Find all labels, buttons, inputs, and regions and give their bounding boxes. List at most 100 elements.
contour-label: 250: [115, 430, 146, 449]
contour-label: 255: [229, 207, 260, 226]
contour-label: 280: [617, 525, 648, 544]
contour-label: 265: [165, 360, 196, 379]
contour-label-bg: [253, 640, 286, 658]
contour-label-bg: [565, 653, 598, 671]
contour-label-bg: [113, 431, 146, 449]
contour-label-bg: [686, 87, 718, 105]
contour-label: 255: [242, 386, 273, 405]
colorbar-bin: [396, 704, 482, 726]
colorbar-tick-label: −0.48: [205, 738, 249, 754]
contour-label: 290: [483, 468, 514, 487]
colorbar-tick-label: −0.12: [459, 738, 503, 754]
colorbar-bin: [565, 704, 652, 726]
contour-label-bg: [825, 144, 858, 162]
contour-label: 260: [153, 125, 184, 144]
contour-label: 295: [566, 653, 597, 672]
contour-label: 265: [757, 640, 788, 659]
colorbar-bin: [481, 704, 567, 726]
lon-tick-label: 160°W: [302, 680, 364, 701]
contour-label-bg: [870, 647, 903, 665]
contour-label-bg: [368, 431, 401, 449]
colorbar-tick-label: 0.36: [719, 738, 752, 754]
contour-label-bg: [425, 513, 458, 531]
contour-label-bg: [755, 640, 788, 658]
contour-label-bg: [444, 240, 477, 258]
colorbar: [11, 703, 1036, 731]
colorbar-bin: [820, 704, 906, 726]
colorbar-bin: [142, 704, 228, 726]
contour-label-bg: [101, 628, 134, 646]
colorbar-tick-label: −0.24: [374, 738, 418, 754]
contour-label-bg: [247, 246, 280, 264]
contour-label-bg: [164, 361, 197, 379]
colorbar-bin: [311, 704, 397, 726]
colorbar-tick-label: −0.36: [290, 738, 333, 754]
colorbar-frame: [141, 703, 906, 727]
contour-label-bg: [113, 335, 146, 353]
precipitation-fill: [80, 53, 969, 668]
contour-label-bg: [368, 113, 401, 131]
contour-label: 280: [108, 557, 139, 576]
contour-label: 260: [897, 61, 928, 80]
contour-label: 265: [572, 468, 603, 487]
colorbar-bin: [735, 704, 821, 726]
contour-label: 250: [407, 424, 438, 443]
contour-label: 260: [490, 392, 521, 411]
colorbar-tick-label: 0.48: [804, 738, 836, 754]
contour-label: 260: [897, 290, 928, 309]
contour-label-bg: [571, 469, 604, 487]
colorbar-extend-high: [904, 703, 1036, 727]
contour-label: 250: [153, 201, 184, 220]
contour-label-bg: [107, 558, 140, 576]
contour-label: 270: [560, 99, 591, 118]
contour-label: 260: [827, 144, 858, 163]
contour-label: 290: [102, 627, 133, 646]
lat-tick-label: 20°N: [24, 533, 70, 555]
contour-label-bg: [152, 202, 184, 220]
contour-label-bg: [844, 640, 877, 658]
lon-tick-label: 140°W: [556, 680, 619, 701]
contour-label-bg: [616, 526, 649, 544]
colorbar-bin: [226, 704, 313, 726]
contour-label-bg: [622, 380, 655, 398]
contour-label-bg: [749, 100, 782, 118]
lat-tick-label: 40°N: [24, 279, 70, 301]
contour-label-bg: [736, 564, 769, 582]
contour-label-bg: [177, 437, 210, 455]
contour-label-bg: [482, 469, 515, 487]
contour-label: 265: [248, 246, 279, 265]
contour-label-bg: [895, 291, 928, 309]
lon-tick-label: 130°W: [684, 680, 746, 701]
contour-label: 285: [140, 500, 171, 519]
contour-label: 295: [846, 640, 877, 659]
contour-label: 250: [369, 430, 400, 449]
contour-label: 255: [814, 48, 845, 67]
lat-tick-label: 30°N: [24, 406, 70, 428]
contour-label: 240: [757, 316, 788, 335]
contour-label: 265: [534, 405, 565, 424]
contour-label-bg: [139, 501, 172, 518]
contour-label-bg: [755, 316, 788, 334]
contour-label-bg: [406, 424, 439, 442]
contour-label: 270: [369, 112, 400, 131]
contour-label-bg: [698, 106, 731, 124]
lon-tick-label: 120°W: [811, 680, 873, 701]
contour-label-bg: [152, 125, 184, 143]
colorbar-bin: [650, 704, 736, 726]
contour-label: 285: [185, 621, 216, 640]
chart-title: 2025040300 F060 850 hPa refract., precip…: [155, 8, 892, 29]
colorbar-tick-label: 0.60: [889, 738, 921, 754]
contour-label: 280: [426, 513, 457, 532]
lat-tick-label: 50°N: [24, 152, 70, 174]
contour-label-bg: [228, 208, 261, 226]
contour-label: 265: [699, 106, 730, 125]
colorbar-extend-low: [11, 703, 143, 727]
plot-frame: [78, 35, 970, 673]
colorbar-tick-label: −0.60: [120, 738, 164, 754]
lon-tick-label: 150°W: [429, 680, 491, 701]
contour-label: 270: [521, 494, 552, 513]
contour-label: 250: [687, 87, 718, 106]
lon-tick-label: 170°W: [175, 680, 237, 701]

------------------------------------------------------------------------

■ What is required ■
Rewrite the records above, changing each "colorbar-bin" to "colorbar-segment" and keeping everything else the same.

■ Response for this exercise ■
Find all labels, buttons, inputs, and regions and give their bounding boxes. List at most 100 elements.
contour-label: 250: [115, 430, 146, 449]
contour-label: 255: [229, 207, 260, 226]
contour-label: 280: [617, 525, 648, 544]
contour-label: 265: [165, 360, 196, 379]
contour-label-bg: [253, 640, 286, 658]
contour-label-bg: [565, 653, 598, 671]
contour-label-bg: [113, 431, 146, 449]
contour-label-bg: [686, 87, 718, 105]
contour-label: 255: [242, 386, 273, 405]
colorbar-segment: [396, 704, 482, 726]
colorbar-tick-label: −0.48: [205, 738, 249, 754]
contour-label: 290: [483, 468, 514, 487]
colorbar-tick-label: −0.12: [459, 738, 503, 754]
colorbar-segment: [565, 704, 652, 726]
contour-label-bg: [825, 144, 858, 162]
contour-label: 260: [153, 125, 184, 144]
contour-label: 295: [566, 653, 597, 672]
contour-label: 265: [757, 640, 788, 659]
colorbar-segment: [481, 704, 567, 726]
lon-tick-label: 160°W: [302, 680, 364, 701]
contour-label-bg: [870, 647, 903, 665]
contour-label-bg: [368, 431, 401, 449]
colorbar-tick-label: 0.36: [719, 738, 752, 754]
contour-label-bg: [425, 513, 458, 531]
contour-label-bg: [755, 640, 788, 658]
contour-label-bg: [444, 240, 477, 258]
colorbar: [11, 703, 1036, 731]
colorbar-segment: [820, 704, 906, 726]
colorbar-segment: [142, 704, 228, 726]
contour-label-bg: [101, 628, 134, 646]
colorbar-tick-label: −0.24: [374, 738, 418, 754]
contour-label-bg: [247, 246, 280, 264]
contour-label-bg: [164, 361, 197, 379]
colorbar-segment: [311, 704, 397, 726]
colorbar-tick-label: −0.36: [290, 738, 333, 754]
colorbar-frame: [141, 703, 906, 727]
contour-label-bg: [113, 335, 146, 353]
precipitation-fill: [80, 53, 969, 668]
contour-label-bg: [368, 113, 401, 131]
contour-label: 280: [108, 557, 139, 576]
contour-label: 260: [897, 61, 928, 80]
contour-label: 265: [572, 468, 603, 487]
colorbar-segment: [735, 704, 821, 726]
contour-label: 250: [407, 424, 438, 443]
contour-label: 260: [490, 392, 521, 411]
colorbar-tick-label: 0.48: [804, 738, 836, 754]
contour-label: 260: [897, 290, 928, 309]
contour-label-bg: [571, 469, 604, 487]
colorbar-extend-high: [904, 703, 1036, 727]
contour-label: 250: [153, 201, 184, 220]
contour-label-bg: [107, 558, 140, 576]
contour-label: 270: [560, 99, 591, 118]
contour-label: 260: [827, 144, 858, 163]
contour-label: 290: [102, 627, 133, 646]
lat-tick-label: 20°N: [24, 533, 70, 555]
contour-label-bg: [152, 202, 184, 220]
contour-label-bg: [844, 640, 877, 658]
lon-tick-label: 140°W: [556, 680, 619, 701]
contour-label-bg: [616, 526, 649, 544]
colorbar-segment: [226, 704, 313, 726]
contour-label-bg: [622, 380, 655, 398]
contour-label-bg: [749, 100, 782, 118]
lat-tick-label: 40°N: [24, 279, 70, 301]
contour-label-bg: [736, 564, 769, 582]
contour-label-bg: [177, 437, 210, 455]
contour-label-bg: [482, 469, 515, 487]
contour-label: 265: [248, 246, 279, 265]
contour-label-bg: [895, 291, 928, 309]
lon-tick-label: 130°W: [684, 680, 746, 701]
contour-label: 285: [140, 500, 171, 519]
contour-label: 295: [846, 640, 877, 659]
contour-label: 250: [369, 430, 400, 449]
contour-label: 255: [814, 48, 845, 67]
lat-tick-label: 30°N: [24, 406, 70, 428]
contour-label: 240: [757, 316, 788, 335]
contour-label: 265: [534, 405, 565, 424]
contour-label-bg: [139, 501, 172, 518]
contour-label-bg: [755, 316, 788, 334]
contour-label-bg: [406, 424, 439, 442]
contour-label: 270: [369, 112, 400, 131]
contour-label-bg: [698, 106, 731, 124]
lon-tick-label: 120°W: [811, 680, 873, 701]
contour-label-bg: [152, 125, 184, 143]
colorbar-segment: [650, 704, 736, 726]
contour-label: 285: [185, 621, 216, 640]
chart-title: 2025040300 F060 850 hPa refract., precip…: [155, 8, 892, 29]
colorbar-tick-label: 0.60: [889, 738, 921, 754]
contour-label: 280: [426, 513, 457, 532]
lat-tick-label: 50°N: [24, 152, 70, 174]
contour-label-bg: [228, 208, 261, 226]
contour-label: 265: [699, 106, 730, 125]
colorbar-extend-low: [11, 703, 143, 727]
plot-frame: [78, 35, 970, 673]
colorbar-tick-label: −0.60: [120, 738, 164, 754]
lon-tick-label: 150°W: [429, 680, 491, 701]
contour-label: 270: [521, 494, 552, 513]
contour-label: 250: [687, 87, 718, 106]
lon-tick-label: 170°W: [175, 680, 237, 701]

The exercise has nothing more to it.